**Given information**
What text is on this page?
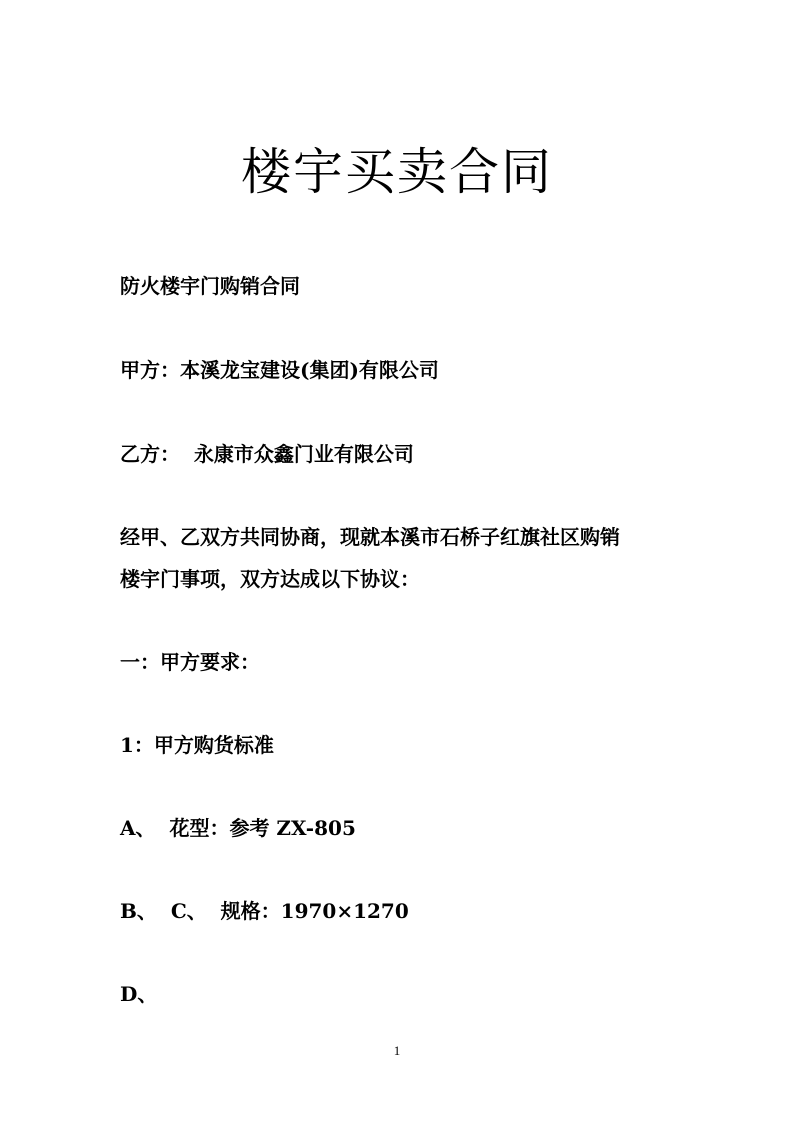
楼宇买卖合同

防火楼宇门购销合同

甲方：本溪龙宝建设(集团)有限公司

乙方：  永康市众鑫门业有限公司

经甲、乙双方共同协商，现就本溪市石桥子红旗社区购销

楼宇门事项，双方达成以下协议：

一：甲方要求：

1：甲方购货标准

A、  花型：参考 ZX-805

B、  C、  规格：1970×1270

D、

1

**Directions**
Repeat the listing in full and exactly. Leave any pictures out.

**Result for this task**
What text is on this page?
楼宇买卖合同

防火楼宇门购销合同

甲方：本溪龙宝建设(集团)有限公司

乙方：  永康市众鑫门业有限公司

经甲、乙双方共同协商，现就本溪市石桥子红旗社区购销

楼宇门事项，双方达成以下协议：

一：甲方要求：

1：甲方购货标准

A、  花型：参考 ZX-805

B、  C、  规格：1970×1270

D、

1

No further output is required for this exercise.